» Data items
[start]
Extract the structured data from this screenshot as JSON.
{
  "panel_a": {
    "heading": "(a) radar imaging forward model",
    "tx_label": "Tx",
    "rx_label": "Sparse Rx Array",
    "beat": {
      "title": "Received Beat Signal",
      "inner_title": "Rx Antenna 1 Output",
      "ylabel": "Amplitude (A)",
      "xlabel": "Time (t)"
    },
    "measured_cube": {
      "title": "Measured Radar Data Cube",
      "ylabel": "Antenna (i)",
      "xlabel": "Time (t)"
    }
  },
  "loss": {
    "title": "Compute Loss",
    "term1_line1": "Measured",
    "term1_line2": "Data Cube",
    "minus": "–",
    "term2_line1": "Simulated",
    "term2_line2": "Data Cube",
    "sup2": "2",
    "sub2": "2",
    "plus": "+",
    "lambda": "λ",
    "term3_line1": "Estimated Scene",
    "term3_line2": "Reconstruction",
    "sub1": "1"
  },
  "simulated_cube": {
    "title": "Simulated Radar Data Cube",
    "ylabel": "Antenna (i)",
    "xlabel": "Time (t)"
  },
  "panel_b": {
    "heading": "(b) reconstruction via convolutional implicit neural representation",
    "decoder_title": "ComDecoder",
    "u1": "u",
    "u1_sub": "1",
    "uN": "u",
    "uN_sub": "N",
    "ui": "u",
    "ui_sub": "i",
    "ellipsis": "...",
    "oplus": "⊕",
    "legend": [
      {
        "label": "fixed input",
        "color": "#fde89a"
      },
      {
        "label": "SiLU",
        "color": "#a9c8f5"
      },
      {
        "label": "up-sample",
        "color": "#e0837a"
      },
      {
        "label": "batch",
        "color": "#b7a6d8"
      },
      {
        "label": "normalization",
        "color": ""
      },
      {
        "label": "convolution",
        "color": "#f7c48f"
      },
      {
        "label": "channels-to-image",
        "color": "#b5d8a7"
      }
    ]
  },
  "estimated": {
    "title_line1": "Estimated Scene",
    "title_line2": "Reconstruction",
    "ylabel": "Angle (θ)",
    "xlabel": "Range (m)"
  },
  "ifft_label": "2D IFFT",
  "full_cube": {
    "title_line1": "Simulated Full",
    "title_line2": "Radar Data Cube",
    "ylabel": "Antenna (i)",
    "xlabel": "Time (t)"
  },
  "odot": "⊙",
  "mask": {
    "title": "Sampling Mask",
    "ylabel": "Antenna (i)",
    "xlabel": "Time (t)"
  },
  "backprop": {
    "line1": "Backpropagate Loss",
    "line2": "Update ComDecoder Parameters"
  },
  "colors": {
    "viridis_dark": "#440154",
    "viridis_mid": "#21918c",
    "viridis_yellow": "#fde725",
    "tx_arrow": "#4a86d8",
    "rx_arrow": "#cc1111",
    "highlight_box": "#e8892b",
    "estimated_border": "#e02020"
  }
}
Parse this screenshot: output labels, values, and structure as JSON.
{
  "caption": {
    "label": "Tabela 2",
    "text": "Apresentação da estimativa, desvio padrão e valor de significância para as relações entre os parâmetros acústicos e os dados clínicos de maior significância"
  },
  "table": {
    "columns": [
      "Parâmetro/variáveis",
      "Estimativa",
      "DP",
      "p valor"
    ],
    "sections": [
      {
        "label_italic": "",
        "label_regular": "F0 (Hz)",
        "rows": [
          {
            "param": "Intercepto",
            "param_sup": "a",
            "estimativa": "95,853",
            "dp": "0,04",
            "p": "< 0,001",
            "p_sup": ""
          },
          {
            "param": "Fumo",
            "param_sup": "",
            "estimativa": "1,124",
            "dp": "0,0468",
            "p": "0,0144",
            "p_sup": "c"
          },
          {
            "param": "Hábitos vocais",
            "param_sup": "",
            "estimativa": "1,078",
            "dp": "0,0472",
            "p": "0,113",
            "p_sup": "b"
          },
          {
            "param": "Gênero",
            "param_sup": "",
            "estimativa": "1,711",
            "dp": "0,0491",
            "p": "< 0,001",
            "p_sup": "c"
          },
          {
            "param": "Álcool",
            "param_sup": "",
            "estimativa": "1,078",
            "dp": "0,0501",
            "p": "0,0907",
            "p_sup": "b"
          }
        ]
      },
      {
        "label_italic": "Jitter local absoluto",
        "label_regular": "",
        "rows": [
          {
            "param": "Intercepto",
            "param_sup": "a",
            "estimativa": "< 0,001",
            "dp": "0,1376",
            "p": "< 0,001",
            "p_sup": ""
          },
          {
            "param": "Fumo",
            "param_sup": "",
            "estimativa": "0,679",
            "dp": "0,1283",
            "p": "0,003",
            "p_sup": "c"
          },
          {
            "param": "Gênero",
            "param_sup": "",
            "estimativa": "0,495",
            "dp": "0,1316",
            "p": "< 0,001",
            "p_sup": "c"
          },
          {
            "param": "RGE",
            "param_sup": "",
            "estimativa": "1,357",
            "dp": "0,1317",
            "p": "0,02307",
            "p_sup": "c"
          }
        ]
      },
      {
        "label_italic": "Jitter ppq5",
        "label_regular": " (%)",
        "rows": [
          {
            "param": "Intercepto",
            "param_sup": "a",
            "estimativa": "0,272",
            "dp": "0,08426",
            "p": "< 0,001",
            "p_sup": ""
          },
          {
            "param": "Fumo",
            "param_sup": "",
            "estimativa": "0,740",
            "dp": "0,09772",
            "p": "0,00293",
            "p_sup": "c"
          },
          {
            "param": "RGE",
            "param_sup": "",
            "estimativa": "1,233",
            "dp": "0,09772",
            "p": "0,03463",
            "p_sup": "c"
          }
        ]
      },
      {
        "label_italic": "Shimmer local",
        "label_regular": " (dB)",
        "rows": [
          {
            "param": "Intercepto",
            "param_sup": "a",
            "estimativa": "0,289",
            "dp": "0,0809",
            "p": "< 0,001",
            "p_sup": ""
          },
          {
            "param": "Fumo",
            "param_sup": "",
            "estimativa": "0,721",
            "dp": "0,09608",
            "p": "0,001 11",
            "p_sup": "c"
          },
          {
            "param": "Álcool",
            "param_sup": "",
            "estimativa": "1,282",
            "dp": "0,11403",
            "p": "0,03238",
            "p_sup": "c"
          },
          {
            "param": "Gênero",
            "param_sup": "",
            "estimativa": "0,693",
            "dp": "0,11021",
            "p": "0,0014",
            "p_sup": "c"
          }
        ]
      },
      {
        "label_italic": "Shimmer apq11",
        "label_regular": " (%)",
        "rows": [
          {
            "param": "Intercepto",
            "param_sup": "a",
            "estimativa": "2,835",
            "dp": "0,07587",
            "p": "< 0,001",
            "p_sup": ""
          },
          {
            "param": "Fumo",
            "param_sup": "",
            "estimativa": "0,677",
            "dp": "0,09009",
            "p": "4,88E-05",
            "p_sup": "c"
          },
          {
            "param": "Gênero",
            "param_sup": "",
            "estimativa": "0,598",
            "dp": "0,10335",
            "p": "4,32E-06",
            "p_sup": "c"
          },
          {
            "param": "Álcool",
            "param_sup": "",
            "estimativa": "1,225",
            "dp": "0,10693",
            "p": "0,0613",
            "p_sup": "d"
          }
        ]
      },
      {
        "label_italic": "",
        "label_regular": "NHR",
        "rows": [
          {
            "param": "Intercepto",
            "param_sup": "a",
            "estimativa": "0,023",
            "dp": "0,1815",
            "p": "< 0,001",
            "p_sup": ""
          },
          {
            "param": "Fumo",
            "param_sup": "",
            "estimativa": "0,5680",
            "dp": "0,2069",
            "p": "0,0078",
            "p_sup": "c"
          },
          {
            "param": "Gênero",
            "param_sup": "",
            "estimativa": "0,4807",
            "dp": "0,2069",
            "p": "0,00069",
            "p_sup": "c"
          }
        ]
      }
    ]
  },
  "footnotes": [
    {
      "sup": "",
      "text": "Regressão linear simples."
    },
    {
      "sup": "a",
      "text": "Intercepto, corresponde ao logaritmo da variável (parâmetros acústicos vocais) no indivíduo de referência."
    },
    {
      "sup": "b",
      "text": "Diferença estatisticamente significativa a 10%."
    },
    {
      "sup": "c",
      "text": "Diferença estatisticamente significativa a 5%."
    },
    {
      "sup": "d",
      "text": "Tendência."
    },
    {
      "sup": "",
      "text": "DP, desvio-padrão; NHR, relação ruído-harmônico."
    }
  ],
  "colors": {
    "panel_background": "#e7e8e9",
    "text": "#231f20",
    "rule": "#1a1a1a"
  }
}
[end]
» TASK
Which lines include "screenshot"? Copy each of them out.

» TASK SOLUTION
Extract the structured data from this screenshot as JSON.
Parse this screenshot: output labels, values, and structure as JSON.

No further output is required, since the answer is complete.